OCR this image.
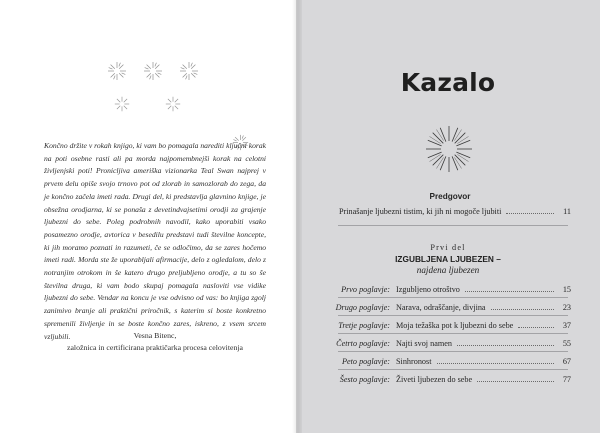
Končno držite v rokah knjigo, ki vam bo pomagala narediti ključni korak na poti osebne rasti ali pa morda najpomembnejši korak na celotni življenjski poti! Pronicljiva ameriška vizionarka Teal Swan najprej v prvem delu opiše svojo trnovo pot od zlorab in samozlorab do zega, da je končno začela imeti rada. Drugi del, ki predstavlja glavnino knjige, je obsežna orodjarna, ki se ponaša z devetindvajsetimi orodji za grajenje ljubezni do sebe. Poleg podrobnih navodil, kako uporabiti vsako posamezno orodje, avtorica v besedilu predstavi tudi številne koncepte, ki jih moramo poznati in razumeti, če se odločimo, da se zares hočemo imeti radi. Morda ste že uporabljali afirmacije, delo z ogledalom, delo z notranjim otrokom in še katero drugo preljubljeno orodje, a tu so še številna druga, ki vam bodo skupaj pomagala nasloviti vse vidike ljubezni do sebe. Vendar na koncu je vse odvisno od vas: bo knjiga zgolj zanimivo branje ali praktični priročnik, s katerim si boste konkretno spremenili življenje in se boste končno zares, iskreno, z vsem srcem vzljubili.	Vesna Bitenc,
založnica in certificirana praktičarka procesa celovitenja

Kazalo

Predgovor

Prinašanje ljubezni tistim, ki jih ni mogoče ljubiti	11

Prvi del

IZGUBLJENA LJUBEZEN –

najdena ljubezen

Prvo poglavje: Izgubljeno otroštvo	15
Drugo poglavje: Narava, odraščanje, divjina	23
Tretje poglavje: Moja težaška pot k ljubezni do sebe	37
Četrto poglavje: Najti svoj namen	55
Peto poglavje: Sinhronost	67
Šesto poglavje: Živeti ljubezen do sebe	77
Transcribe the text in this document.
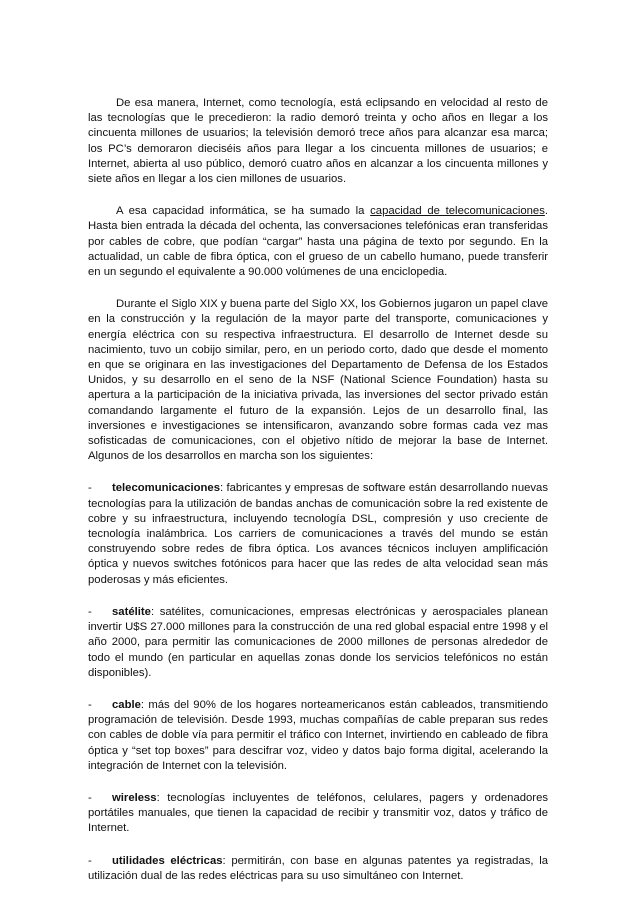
De esa manera, Internet, como tecnología, está eclipsando en velocidad al resto de las tecnologías que le precedieron: la radio demoró treinta y ocho años en llegar a los cincuenta millones de usuarios; la televisión demoró trece años para alcanzar esa marca; los PC’s demoraron dieciséis años para llegar a los cincuenta millones de usuarios; e Internet, abierta al uso público, demoró cuatro años en alcanzar a los cincuenta millones y siete años en llegar a los cien millones de usuarios.

A esa capacidad informática, se ha sumado la capacidad de telecomunicaciones. Hasta bien entrada la década del ochenta, las conversaciones telefónicas eran transferidas por cables de cobre, que podían “cargar” hasta una página de texto por segundo. En la actualidad, un cable de fibra óptica, con el grueso de un cabello humano, puede transferir en un segundo el equivalente a 90.000 volúmenes de una enciclopedia.

Durante el Siglo XIX y buena parte del Siglo XX, los Gobiernos jugaron un papel clave en la construcción y la regulación de la mayor parte del transporte, comunicaciones y energía eléctrica con su respectiva infraestructura. El desarrollo de Internet desde su nacimiento, tuvo un cobijo similar, pero, en un periodo corto, dado que desde el momento en que se originara en las investigaciones del Departamento de Defensa de los Estados Unidos, y su desarrollo en el seno de la NSF (National Science Foundation) hasta su apertura a la participación de la iniciativa privada, las inversiones del sector privado están comandando largamente el futuro de la expansión. Lejos de un desarrollo final, las inversiones e investigaciones se intensificaron, avanzando sobre formas cada vez mas sofisticadas de comunicaciones, con el objetivo nítido de mejorar la base de Internet. Algunos de los desarrollos en marcha son los siguientes:

- telecomunicaciones: fabricantes y empresas de software están desarrollando nuevas tecnologías para la utilización de bandas anchas de comunicación sobre la red existente de cobre y su infraestructura, incluyendo tecnología DSL, compresión y uso creciente de tecnología inalámbrica. Los carriers de comunicaciones a través del mundo se están construyendo sobre redes de fibra óptica. Los avances técnicos incluyen amplificación óptica y nuevos switches fotónicos para hacer que las redes de alta velocidad sean más poderosas y más eficientes.

- satélite: satélites, comunicaciones, empresas electrónicas y aerospaciales planean invertir U$S 27.000 millones para la construcción de una red global espacial entre 1998 y el año 2000, para permitir las comunicaciones de 2000 millones de personas alrededor de todo el mundo (en particular en aquellas zonas donde los servicios telefónicos no están disponibles).

- cable: más del 90% de los hogares norteamericanos están cableados, transmitiendo programación de televisión. Desde 1993, muchas compañías de cable preparan sus redes con cables de doble vía para permitir el tráfico con Internet, invirtiendo en cableado de fibra óptica y “set top boxes” para descifrar voz, video y datos bajo forma digital, acelerando la integración de Internet con la televisión.

- wireless: tecnologías incluyentes de teléfonos, celulares, pagers y ordenadores portátiles manuales, que tienen la capacidad de recibir y transmitir voz, datos y tráfico de Internet.

- utilidades eléctricas: permitirán, con base en algunas patentes ya registradas, la utilización dual de las redes eléctricas para su uso simultáneo con Internet.
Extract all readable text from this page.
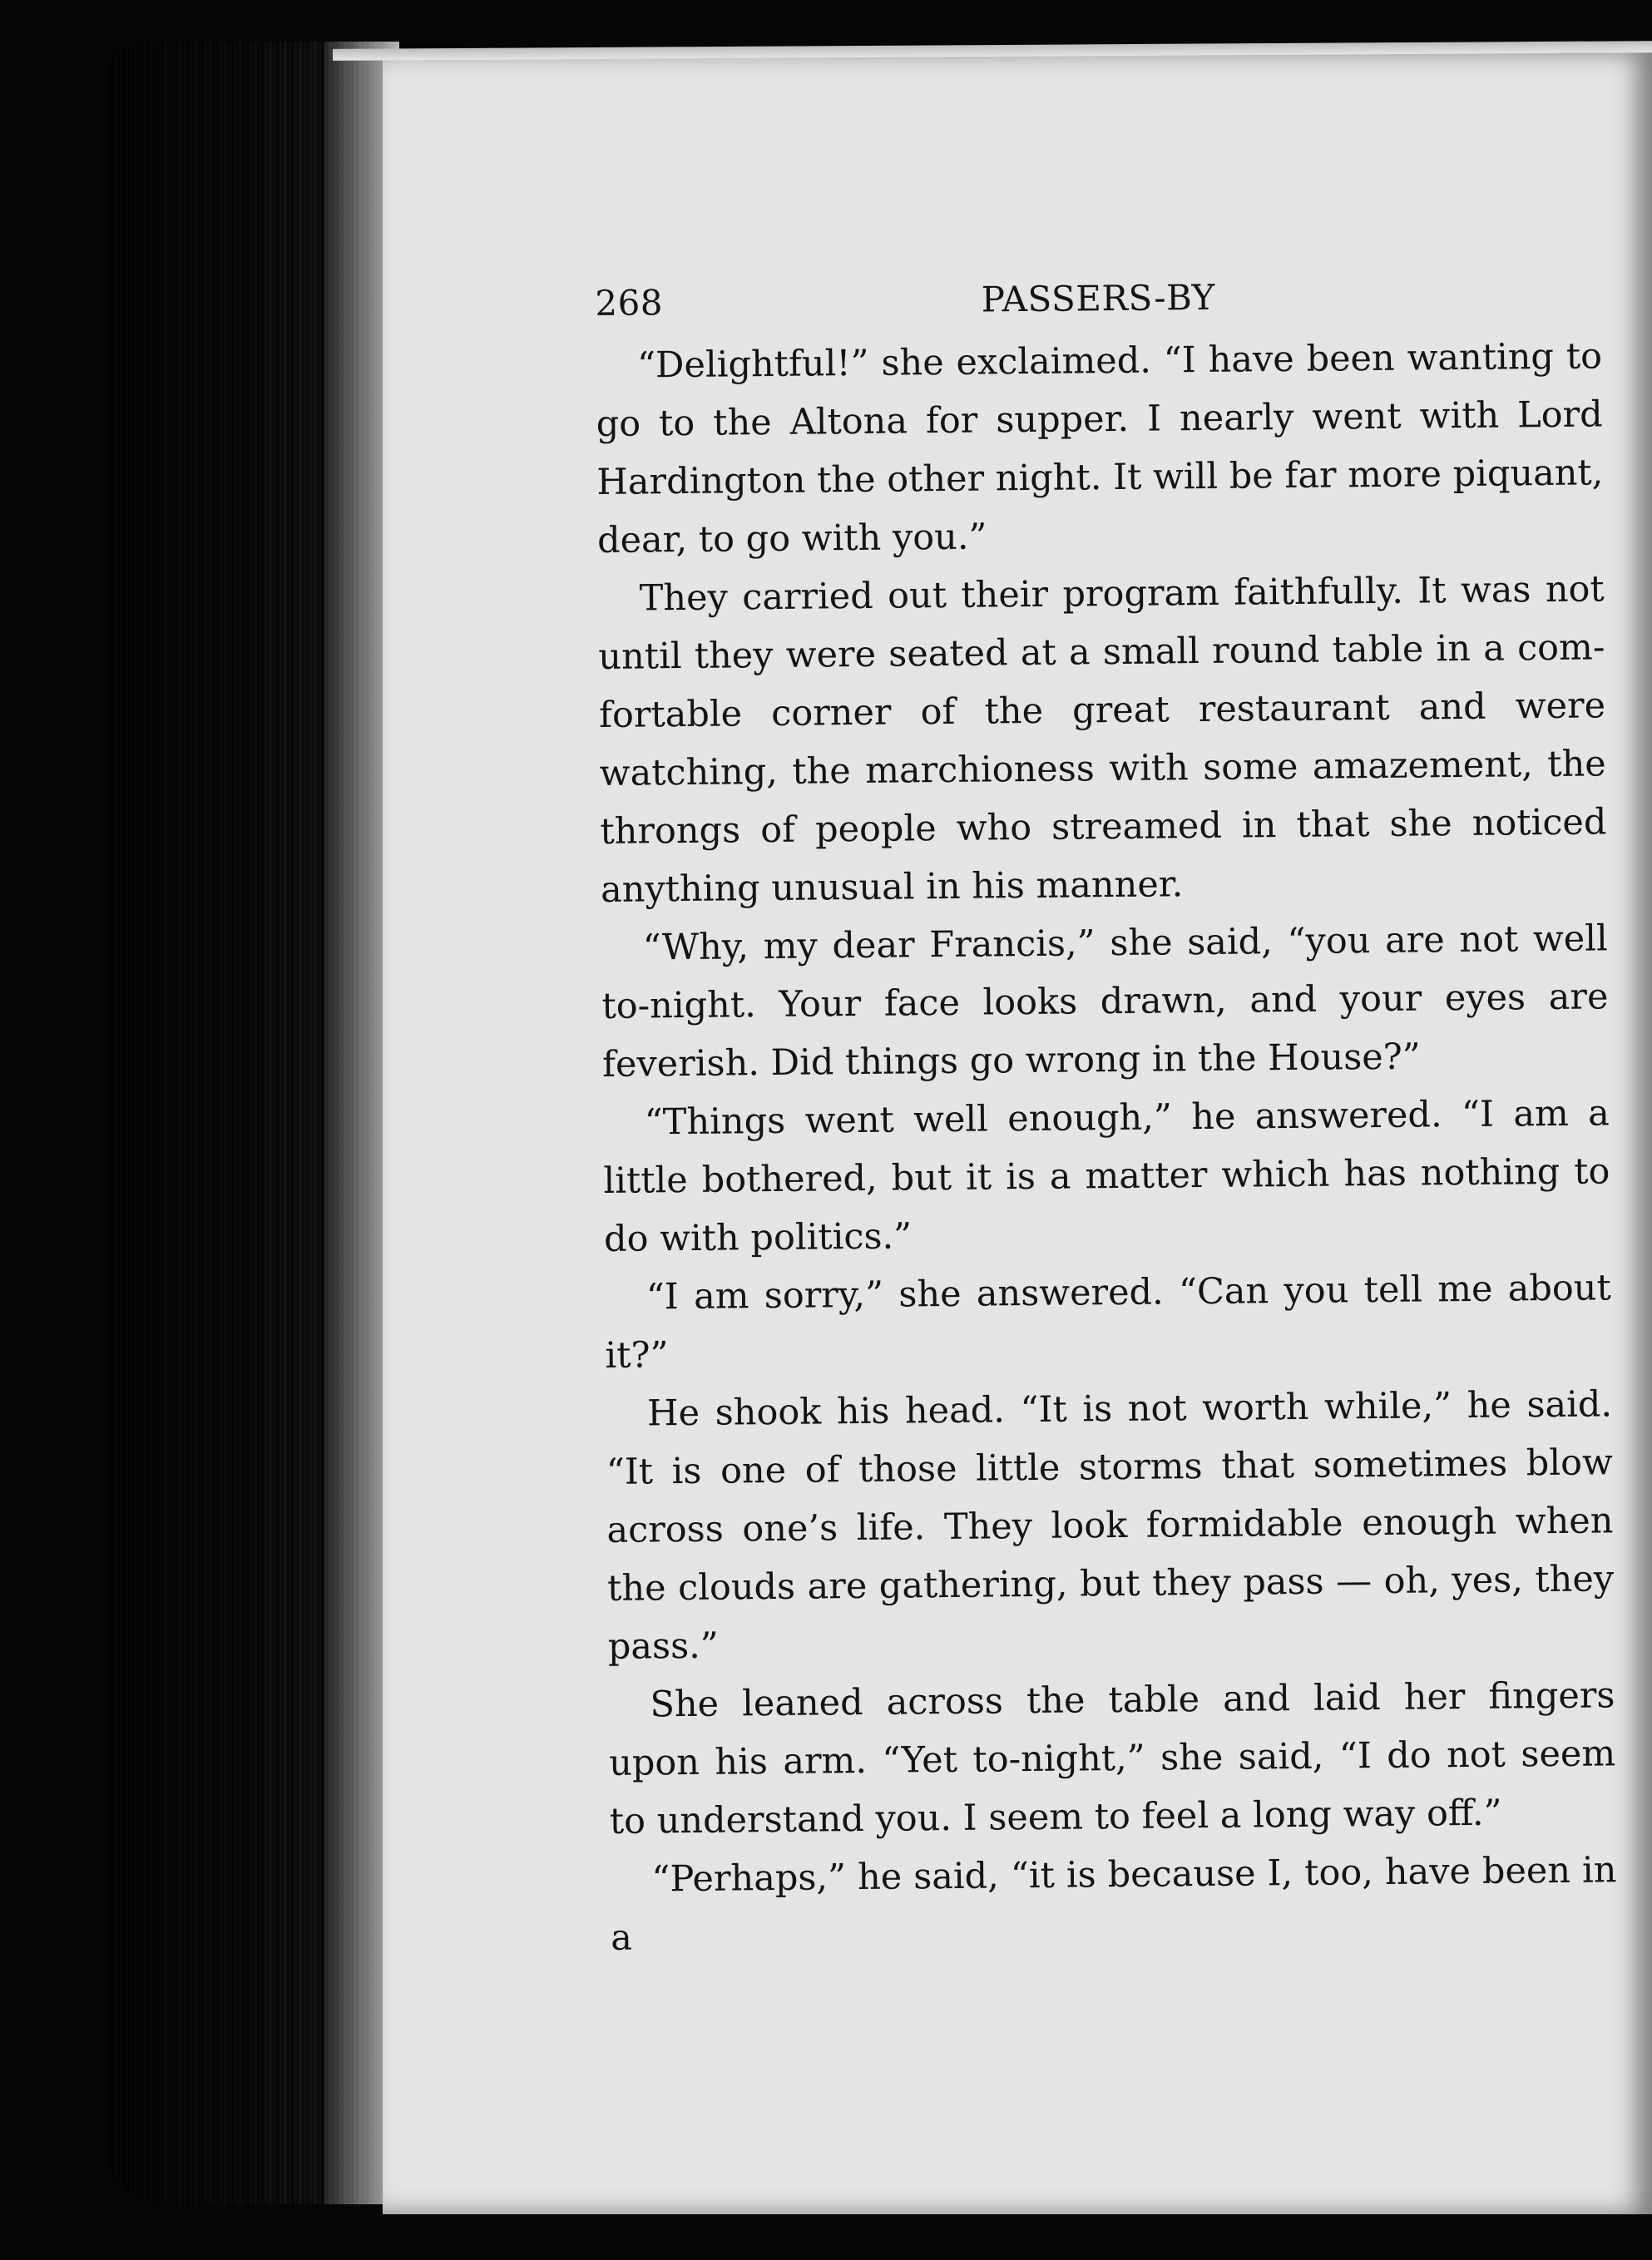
268	PASSERS-BY

“Delightful!” she exclaimed. “I have been wanting to go to the Altona for supper. I nearly went with Lord Hardington the other night. It will be far more piquant, dear, to go with you.”

They carried out their program faithfully. It was not until they were seated at a small round table in a comfortable corner of the great restaurant and were watching, the marchioness with some amazement, the throngs of people who streamed in that she noticed anything unusual in his manner.

“Why, my dear Francis,” she said, “you are not well to-night. Your face looks drawn, and your eyes are feverish. Did things go wrong in the House?”

“Things went well enough,” he answered. “I am a little bothered, but it is a matter which has nothing to do with politics.”

“I am sorry,” she answered. “Can you tell me about it?”

He shook his head. “It is not worth while,” he said. “It is one of those little storms that sometimes blow across one’s life. They look formidable enough when the clouds are gathering, but they pass — oh, yes, they pass.”

She leaned across the table and laid her fingers upon his arm. “Yet to-night,” she said, “I do not seem to understand you. I seem to feel a long way off.”

“Perhaps,” he said, “it is because I, too, have been in a
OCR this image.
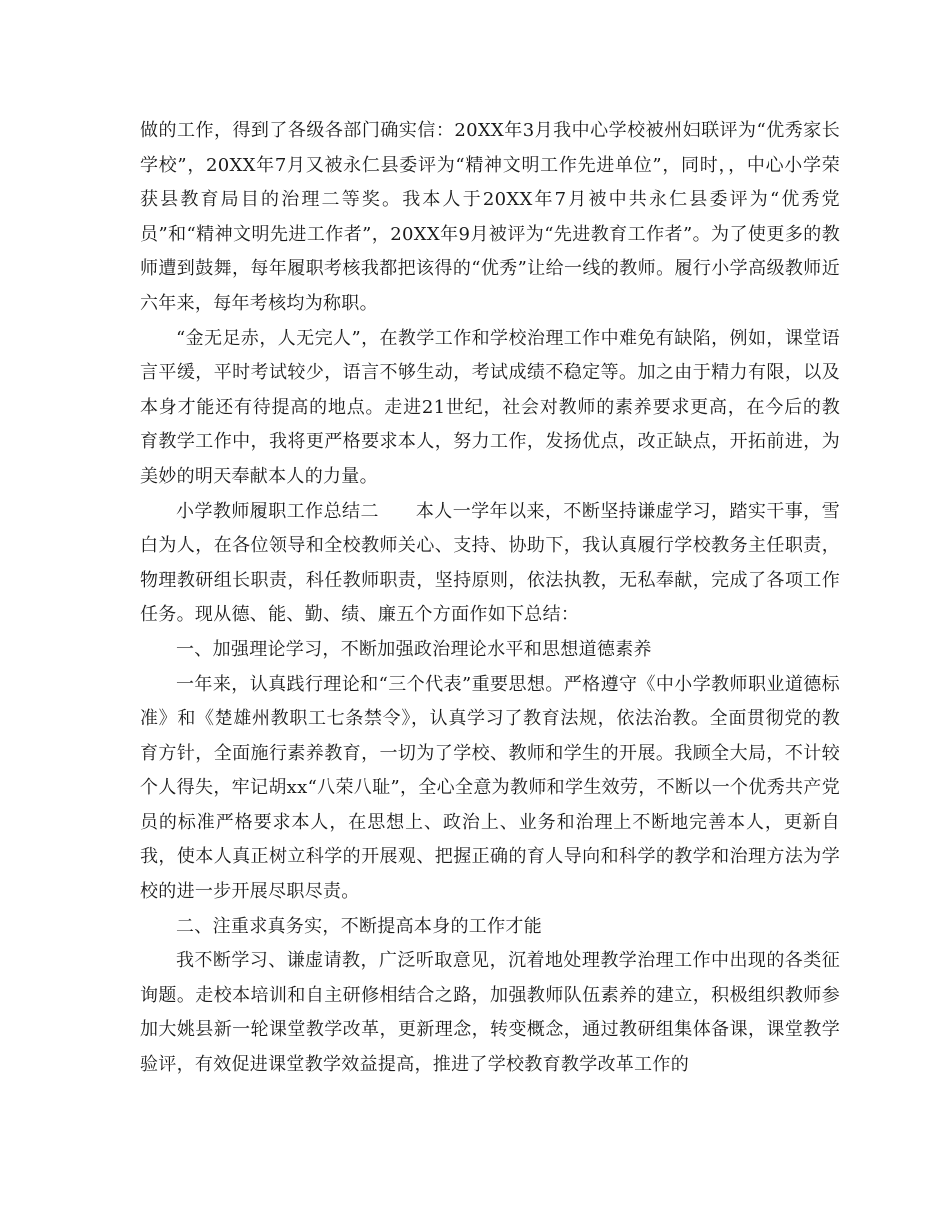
做的工作，得到了各级各部门确实信：20XX年3月我中心学校被州妇联评为“优秀家长学校”，20XX年7月又被永仁县委评为“精神文明工作先进单位”，同时，，中心小学荣获县教育局目的治理二等奖。我本人于20XX年7月被中共永仁县委评为“优秀党员”和“精神文明先进工作者”，20XX年9月被评为“先进教育工作者”。为了使更多的教师遭到鼓舞，每年履职考核我都把该得的“优秀”让给一线的教师。履行小学高级教师近六年来，每年考核均为称职。

“金无足赤，人无完人”，在教学工作和学校治理工作中难免有缺陷，例如，课堂语言平缓，平时考试较少，语言不够生动，考试成绩不稳定等。加之由于精力有限，以及本身才能还有待提高的地点。走进21世纪，社会对教师的素养要求更高，在今后的教育教学工作中，我将更严格要求本人，努力工作，发扬优点，改正缺点，开拓前进，为美妙的明天奉献本人的力量。

小学教师履职工作总结二　　本人一学年以来，不断坚持谦虚学习，踏实干事，雪白为人，在各位领导和全校教师关心、支持、协助下，我认真履行学校教务主任职责，物理教研组长职责，科任教师职责，坚持原则，依法执教，无私奉献，完成了各项工作任务。现从德、能、勤、绩、廉五个方面作如下总结：

一、加强理论学习，不断加强政治理论水平和思想道德素养

一年来，认真践行理论和“三个代表”重要思想。严格遵守《中小学教师职业道德标准》和《楚雄州教职工七条禁令》，认真学习了教育法规，依法治教。全面贯彻党的教育方针，全面施行素养教育，一切为了学校、教师和学生的开展。我顾全大局，不计较个人得失，牢记胡xx“八荣八耻”，全心全意为教师和学生效劳，不断以一个优秀共产党员的标准严格要求本人，在思想上、政治上、业务和治理上不断地完善本人，更新自我，使本人真正树立科学的开展观、把握正确的育人导向和科学的教学和治理方法为学校的进一步开展尽职尽责。

二、注重求真务实，不断提高本身的工作才能

我不断学习、谦虚请教，广泛听取意见，沉着地处理教学治理工作中出现的各类征询题。走校本培训和自主研修相结合之路，加强教师队伍素养的建立，积极组织教师参加大姚县新一轮课堂教学改革，更新理念，转变概念，通过教研组集体备课，课堂教学验评，有效促进课堂教学效益提高，推进了学校教育教学改革工作的
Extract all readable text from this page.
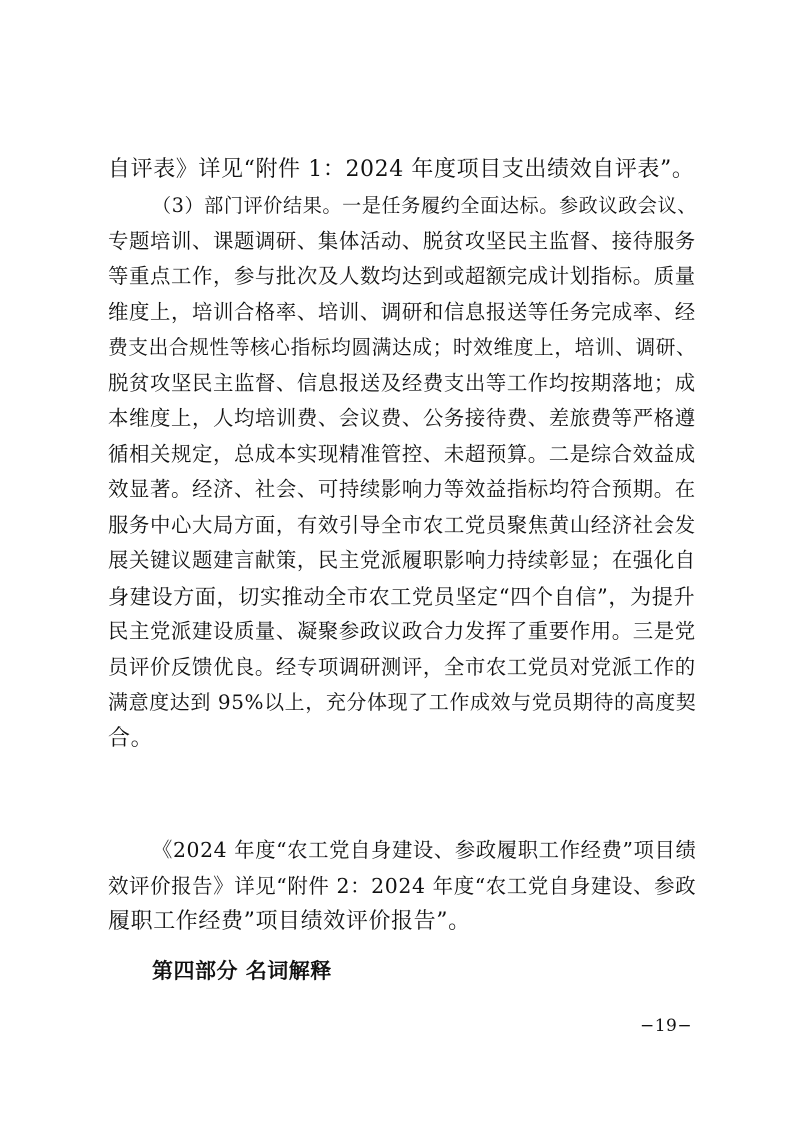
自评表》详见“附件 1：2024 年度项目支出绩效自评表”。

（3）部门评价结果。一是任务履约全面达标。参政议政会议、
专题培训、课题调研、集体活动、脱贫攻坚民主监督、接待服务
等重点工作，参与批次及人数均达到或超额完成计划指标。质量
维度上，培训合格率、培训、调研和信息报送等任务完成率、经
费支出合规性等核心指标均圆满达成；时效维度上，培训、调研、
脱贫攻坚民主监督、信息报送及经费支出等工作均按期落地；成
本维度上，人均培训费、会议费、公务接待费、差旅费等严格遵
循相关规定，总成本实现精准管控、未超预算。二是综合效益成
效显著。经济、社会、可持续影响力等效益指标均符合预期。在
服务中心大局方面，有效引导全市农工党员聚焦黄山经济社会发
展关键议题建言献策，民主党派履职影响力持续彰显；在强化自
身建设方面，切实推动全市农工党员坚定“四个自信”，为提升
民主党派建设质量、凝聚参政议政合力发挥了重要作用。三是党
员评价反馈优良。经专项调研测评，全市农工党员对党派工作的
满意度达到 95%以上，充分体现了工作成效与党员期待的高度契
合。

《2024 年度“农工党自身建设、参政履职工作经费”项目绩
效评价报告》详见“附件 2：2024 年度“农工党自身建设、参政
履职工作经费”项目绩效评价报告”。

第四部分 名词解释
−19−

◆ TASK REQUIREMENTS ◆
Lines containing the string "construcción" are to be selected and copied.

◆ EXERCISE ANSWER ◆
Durante el Siglo XIX y buena parte del Siglo XX, los Gobiernos jugaron un papel clave en la construcción y la regulación de la mayor parte del transporte, comunicaciones y energía eléctrica con su respectiva infraestructura. El desarrollo de Internet desde su nacimiento, tuvo un cobijo similar, pero, en un periodo corto, dado que desde el momento en que se originara en las investigaciones del Departamento de Defensa de los Estados Unidos, y su desarrollo en el seno de la NSF (National Science Foundation) hasta su apertura a la participación de la iniciativa privada, las inversiones del sector privado están comandando largamente el futuro de la expansión. Lejos de un desarrollo final, las inversiones e investigaciones se intensificaron, avanzando sobre formas cada vez mas sofisticadas de comunicaciones, con el objetivo nítido de mejorar la base de Internet. Algunos de los desarrollos en marcha son los siguientes:
- satélite: satélites, comunicaciones, empresas electrónicas y aerospaciales planean invertir U$S 27.000 millones para la construcción de una red global espacial entre 1998 y el año 2000, para permitir las comunicaciones de 2000 millones de personas alrededor de todo el mundo (en particular en aquellas zonas donde los servicios telefónicos no están disponibles).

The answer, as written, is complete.